● To be done
Locate every line in the records below that holds the word "Docker" and return each one.

● The data
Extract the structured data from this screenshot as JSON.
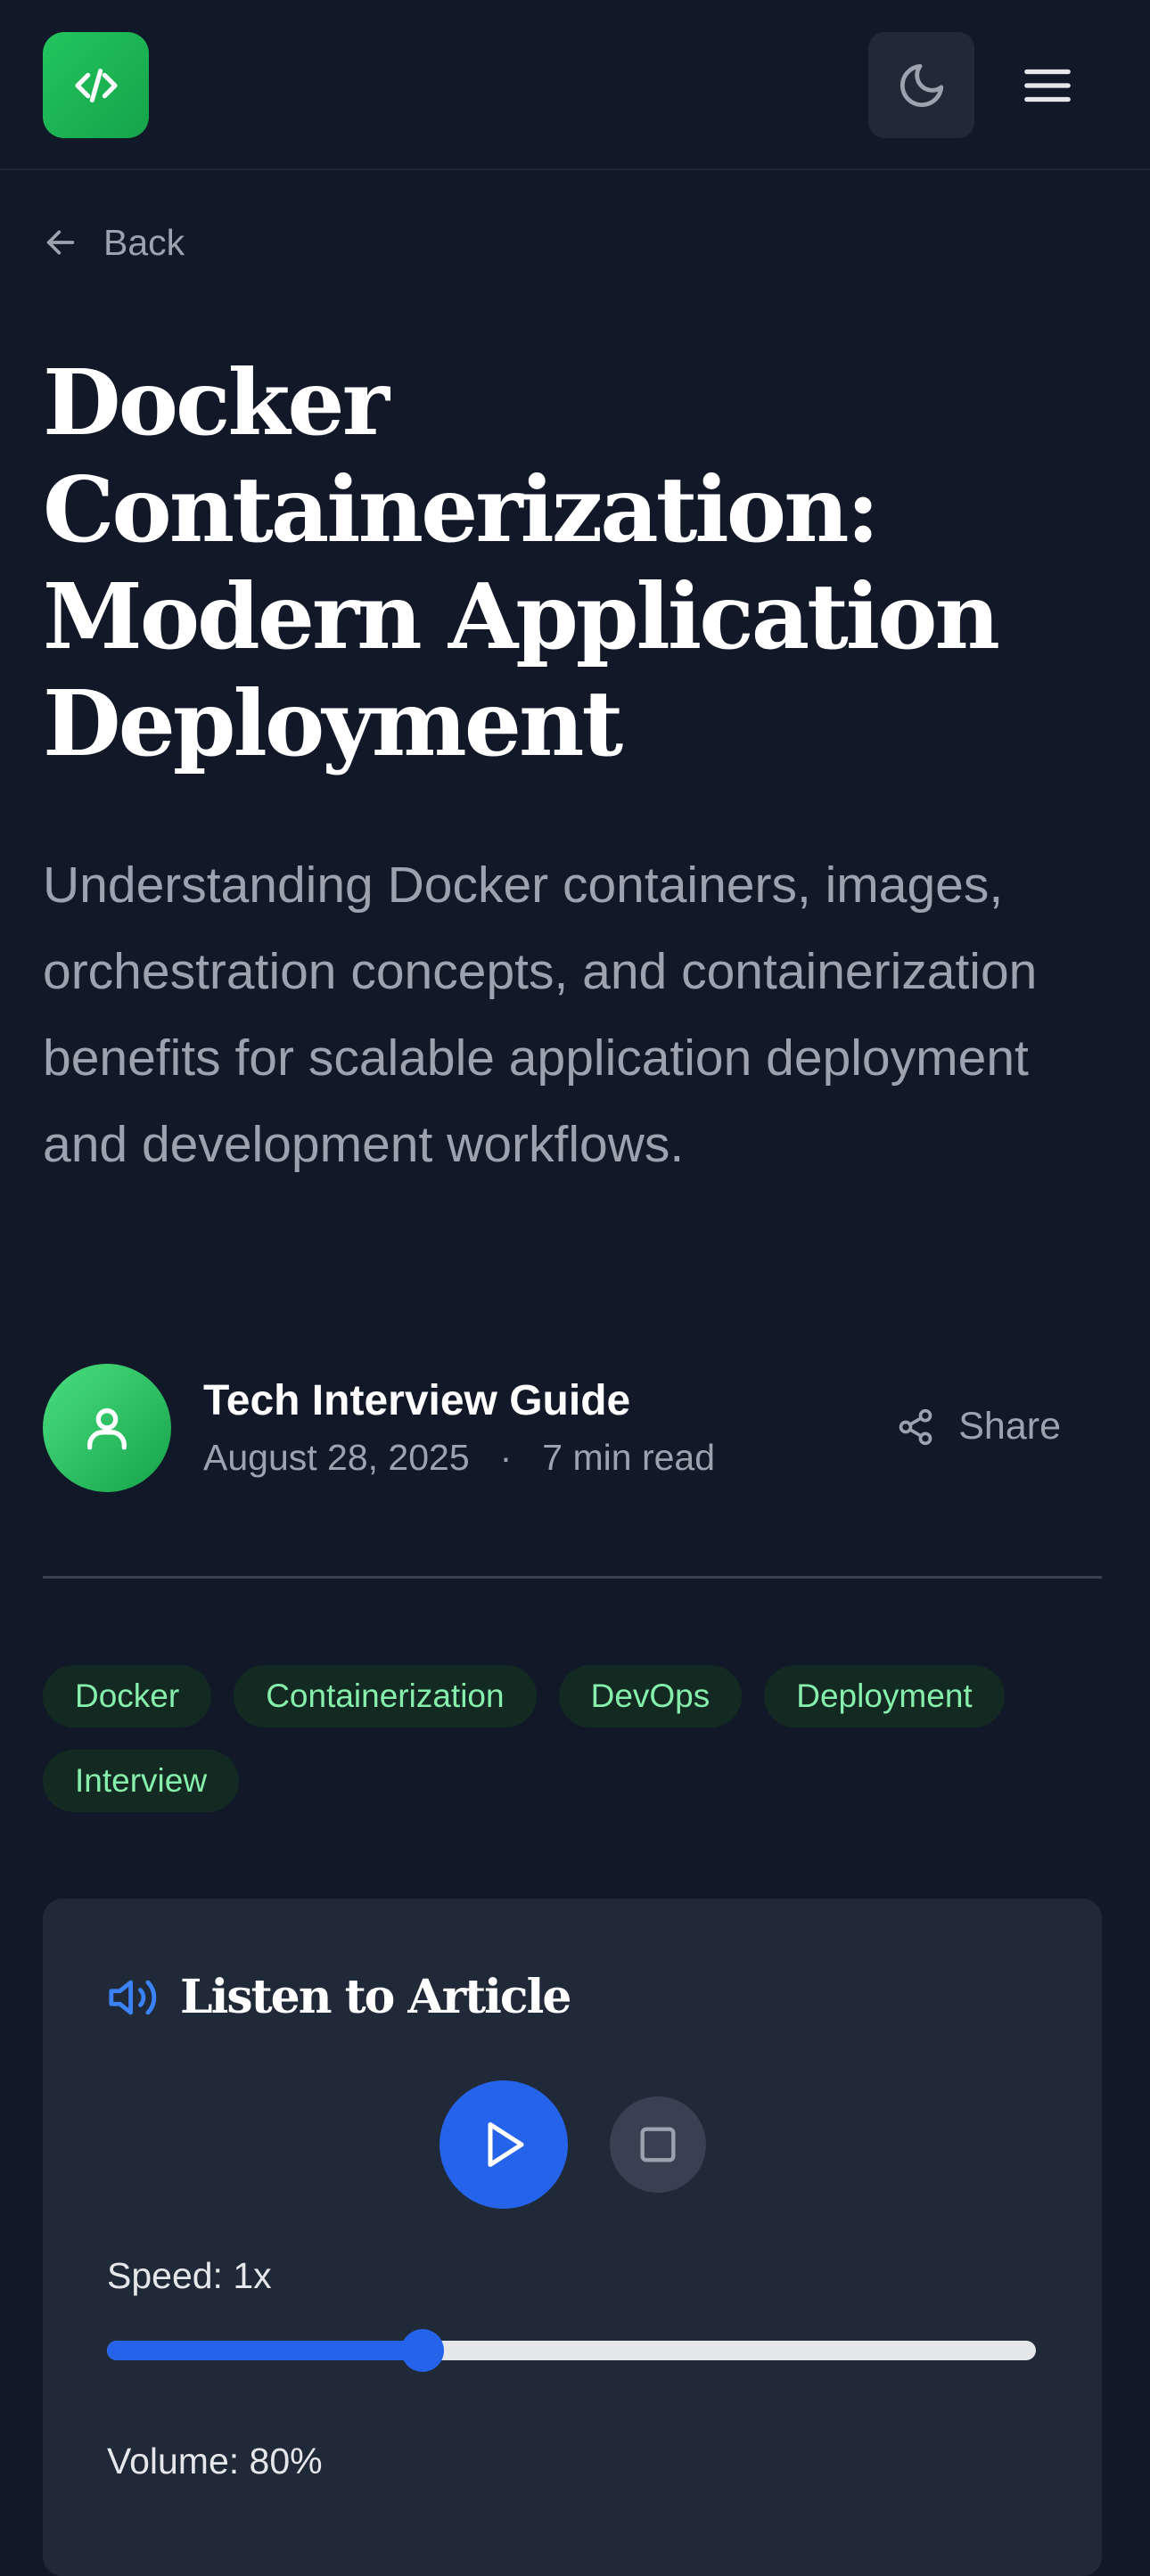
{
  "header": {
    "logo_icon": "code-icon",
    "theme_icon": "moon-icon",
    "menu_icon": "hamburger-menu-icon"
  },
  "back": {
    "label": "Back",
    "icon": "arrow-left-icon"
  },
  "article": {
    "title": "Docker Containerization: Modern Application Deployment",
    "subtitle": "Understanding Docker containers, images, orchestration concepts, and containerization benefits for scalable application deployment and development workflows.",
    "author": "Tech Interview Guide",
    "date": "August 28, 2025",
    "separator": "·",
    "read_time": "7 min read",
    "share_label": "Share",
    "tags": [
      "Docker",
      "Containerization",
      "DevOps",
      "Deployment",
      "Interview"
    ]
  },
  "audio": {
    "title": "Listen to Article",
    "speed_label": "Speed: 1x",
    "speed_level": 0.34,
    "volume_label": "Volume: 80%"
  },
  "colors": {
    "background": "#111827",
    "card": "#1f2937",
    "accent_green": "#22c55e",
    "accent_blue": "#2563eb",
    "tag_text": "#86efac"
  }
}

● Solution for this exercise
    "title": "Docker Containerization: Modern Application Deployment",
    "subtitle": "Understanding Docker containers, images, orchestration concepts, and containerization benefits for scalable application deployment and development workflows.",
      "Docker",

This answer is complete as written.